• _PASSAGE FOURNI_:
6. En tant qu’ancien ministre de la Santé, quelles sont les principales implications de ces résultats pour les gouvernements ? Comment ces résultats peuvent-ils être intégrés dans les plans et les budgets de santé ?

Les gouvernements ont généralement de nombreuses priorités à prendre en compte. Ce rapport nous aide à revoir ces priorités et nos investissements. Nous travaillons tous avec des ressources limitées. Comment investir ces ressources pour obtenir le meilleur impact possible ? Le rapport nous aidera à évaluer le rapport coût-efficacité de nos interventions dans le cadre de nos plans nationaux. Il ne propose pas de prescription pour tous les pays, mais montre que nous ne pouvons pas investir de la même manière dans tous les domaines. Nous devons nous concentrer sur ce qui aurait le plus d’impact en termes de réduction de la mortalité et d’amélioration de la qualité de vie.

Par exemple, les investissements massifs dans le personnel de santé ne fonctionneront pas. Il faut décider où investir davantage dans le personnel et dans les matières premières. Il faut aussi que les pays s'efforcent d'améliorer le financement national de la santé. L'idée n'est pas nouvelle, mais les pays doivent s'efforcer d'accroître l'investissement national. Pour augmenter les dépenses publiques en matière de santé, il faut améliorer les recettes publiques en procédant à des réformes fiscales et en cherchant à accroître l'efficacité. La gestion des finances publiques est une occasion essentielle pour les pays de mieux utiliser leurs ressources limitées.

L'article met également l'accent sur les taxes sur le tabac, car le tabac est encore à l'origine d'une grande partie de la mortalité. Cette approche est essentielle pour réduire la mortalité, mais elle est également essentielle pour augmenter les recettes publiques.

• _EXTRAIT DE DONNÉES_:
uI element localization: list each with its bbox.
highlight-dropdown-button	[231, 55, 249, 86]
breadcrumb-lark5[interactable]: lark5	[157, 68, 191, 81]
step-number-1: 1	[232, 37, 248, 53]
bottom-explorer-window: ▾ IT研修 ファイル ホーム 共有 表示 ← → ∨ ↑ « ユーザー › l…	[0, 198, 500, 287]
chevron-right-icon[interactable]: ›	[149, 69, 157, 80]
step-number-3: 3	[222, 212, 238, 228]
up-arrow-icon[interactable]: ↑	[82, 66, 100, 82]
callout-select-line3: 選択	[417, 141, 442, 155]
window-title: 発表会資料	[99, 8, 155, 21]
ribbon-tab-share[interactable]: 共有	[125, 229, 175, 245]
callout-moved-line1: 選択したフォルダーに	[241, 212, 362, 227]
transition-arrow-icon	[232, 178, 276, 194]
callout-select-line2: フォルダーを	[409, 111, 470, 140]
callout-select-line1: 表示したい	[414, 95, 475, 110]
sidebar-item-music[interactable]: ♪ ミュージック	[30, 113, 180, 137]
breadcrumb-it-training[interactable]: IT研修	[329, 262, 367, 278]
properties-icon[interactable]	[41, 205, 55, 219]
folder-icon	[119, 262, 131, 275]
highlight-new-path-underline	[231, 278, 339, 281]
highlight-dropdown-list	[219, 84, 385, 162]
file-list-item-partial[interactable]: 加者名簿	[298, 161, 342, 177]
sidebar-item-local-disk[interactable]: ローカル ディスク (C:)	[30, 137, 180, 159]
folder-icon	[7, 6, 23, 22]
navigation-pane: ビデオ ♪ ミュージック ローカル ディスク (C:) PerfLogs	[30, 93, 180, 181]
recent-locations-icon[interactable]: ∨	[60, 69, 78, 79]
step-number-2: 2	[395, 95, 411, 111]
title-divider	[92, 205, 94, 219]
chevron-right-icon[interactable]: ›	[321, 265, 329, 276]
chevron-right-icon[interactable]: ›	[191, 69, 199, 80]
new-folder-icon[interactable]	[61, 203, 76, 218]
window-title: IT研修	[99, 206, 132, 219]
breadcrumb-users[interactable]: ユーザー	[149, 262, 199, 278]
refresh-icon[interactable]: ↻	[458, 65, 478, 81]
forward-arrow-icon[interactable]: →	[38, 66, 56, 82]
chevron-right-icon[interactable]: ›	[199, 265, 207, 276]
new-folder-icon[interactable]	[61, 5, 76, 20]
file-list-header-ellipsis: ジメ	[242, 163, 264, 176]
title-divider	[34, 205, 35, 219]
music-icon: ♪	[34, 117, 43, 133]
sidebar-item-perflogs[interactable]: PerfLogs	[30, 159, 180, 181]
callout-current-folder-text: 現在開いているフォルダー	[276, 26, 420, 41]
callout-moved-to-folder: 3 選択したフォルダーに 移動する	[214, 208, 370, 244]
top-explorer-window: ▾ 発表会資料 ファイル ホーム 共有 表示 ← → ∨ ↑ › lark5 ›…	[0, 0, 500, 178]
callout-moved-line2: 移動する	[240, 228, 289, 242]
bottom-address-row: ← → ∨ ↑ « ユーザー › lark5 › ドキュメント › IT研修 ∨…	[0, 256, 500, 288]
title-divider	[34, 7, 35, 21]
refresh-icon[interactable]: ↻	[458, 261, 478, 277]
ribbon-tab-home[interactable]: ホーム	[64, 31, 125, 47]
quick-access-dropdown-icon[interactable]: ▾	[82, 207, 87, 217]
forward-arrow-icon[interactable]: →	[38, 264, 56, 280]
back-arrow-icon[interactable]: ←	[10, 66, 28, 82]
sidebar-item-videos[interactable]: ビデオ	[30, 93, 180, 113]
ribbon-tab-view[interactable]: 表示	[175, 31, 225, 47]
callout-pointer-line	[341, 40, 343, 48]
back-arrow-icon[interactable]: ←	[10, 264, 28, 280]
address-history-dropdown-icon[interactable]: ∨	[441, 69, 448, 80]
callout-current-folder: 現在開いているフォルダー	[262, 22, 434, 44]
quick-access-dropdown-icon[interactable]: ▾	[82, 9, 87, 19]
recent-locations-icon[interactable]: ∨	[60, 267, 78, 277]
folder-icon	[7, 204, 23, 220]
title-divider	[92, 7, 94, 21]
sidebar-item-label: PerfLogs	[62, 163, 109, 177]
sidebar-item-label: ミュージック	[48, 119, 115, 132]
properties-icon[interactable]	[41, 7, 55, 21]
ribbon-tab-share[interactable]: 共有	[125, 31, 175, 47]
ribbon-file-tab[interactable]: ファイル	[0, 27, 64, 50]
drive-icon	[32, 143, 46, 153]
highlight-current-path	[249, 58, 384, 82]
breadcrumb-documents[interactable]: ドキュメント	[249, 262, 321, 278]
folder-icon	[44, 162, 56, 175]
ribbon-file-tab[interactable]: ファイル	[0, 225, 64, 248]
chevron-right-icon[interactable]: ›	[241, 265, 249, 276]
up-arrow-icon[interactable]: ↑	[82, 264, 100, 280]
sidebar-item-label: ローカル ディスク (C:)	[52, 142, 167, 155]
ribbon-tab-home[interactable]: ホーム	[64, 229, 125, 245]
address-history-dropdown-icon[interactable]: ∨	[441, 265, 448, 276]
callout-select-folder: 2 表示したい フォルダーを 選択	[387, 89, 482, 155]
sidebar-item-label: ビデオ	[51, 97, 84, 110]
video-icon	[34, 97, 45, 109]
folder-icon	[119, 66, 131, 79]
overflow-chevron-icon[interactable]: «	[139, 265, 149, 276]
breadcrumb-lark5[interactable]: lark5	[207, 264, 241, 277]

• _TRAVAIL DEMANDÉ A_: Recopiez à l'identique, dans le passage sur le financement de la santé, l'extrait allant de « 6. En tant qu’ancien » jusqu'à « qualité de vie. ».
• _TRAVAIL DEMANDÉ B_: Rédigez la suite du passage sur le financement de la santé, à partir de sa dernière phrase.

• _ZONE DE RÉPONSE A_:
6. En tant qu’ancien ministre de la Santé, quelles sont les principales implications de ces résultats pour les gouvernements ? Comment ces résultats peuvent-ils être intégrés dans les plans et les budgets de santé ?

Les gouvernements ont généralement de nombreuses priorités à prendre en compte. Ce rapport nous aide à revoir ces priorités et nos investissements. Nous travaillons tous avec des ressources limitées. Comment investir ces ressources pour obtenir le meilleur impact possible ? Le rapport nous aidera à évaluer le rapport coût-efficacité de nos interventions dans le cadre de nos plans nationaux. Il ne propose pas de prescription pour tous les pays, mais montre que nous ne pouvons pas investir de la même manière dans tous les domaines. Nous devons nous concentrer sur ce qui aurait le plus d’impact en termes de réduction de la mortalité et d’amélioration de la qualité de vie.

• _ZONE DE RÉPONSE B_:
Le rapport souligne également que les pays doivent se concentrer sur la préparation aux situations d’urgence et aux pandémies. Selon certaines projections, une autre pandémie pourrait survenir dans les dix prochaines années. L’avantage est qu’avec cette approche des investissements dans les systèmes de santé, les pays seraient également mieux préparés à répondre aux chocs.

7. À l’approche de l’échéance des ODD, comment pouvons-nous tirer parti de leur dynamique pour réaliser des progrès encore plus importants ? Comment ce document contribue-t-il à la définition des priorités post-ODD ?

L’ère des Objectifs du Millénaire pour le Développement (OMD) a été marquée par une dynamique et nous avons constaté quelques progrès dans ce domaine, mais plus récemment, nous avons stagné dans la réalisation de nos objectifs. La pandémie de COVID-19 et d’autres défis mondiaux, en particulier les crises humanitaires et les conflits, n’ont fait que nous retarder encore davantage.

Nous disposons de suffisamment de preuves de ce qui fonctionne et ce rapport nous aide à recentrer nos efforts sur l’accélération des progrès. Le message clé sur lequel je reviens sans cesse est la question de la priorisation et de la manière dont nous investissons dans les interventions qui peuvent avoir le plus d’impact. Il incombe à la communauté internationale de veiller à ce que nous progressions et à ce que les disparités soient réduites dans chaque région. Ce rapport ne couvrira pas tout ce qui doit figurer dans un programme de santé post-ODD, mais il contribuera certainement à la manière dont nous définissons nos priorités.

Ce rapport m’a donné beaucoup d’espoir et d’optimisme. Malgré la période difficile que nous traversons à l’échelle mondiale, si nous travaillons vraiment ensemble et convenons collectivement du même programme, il est possible de réduire considérablement la mortalité et la morbidité.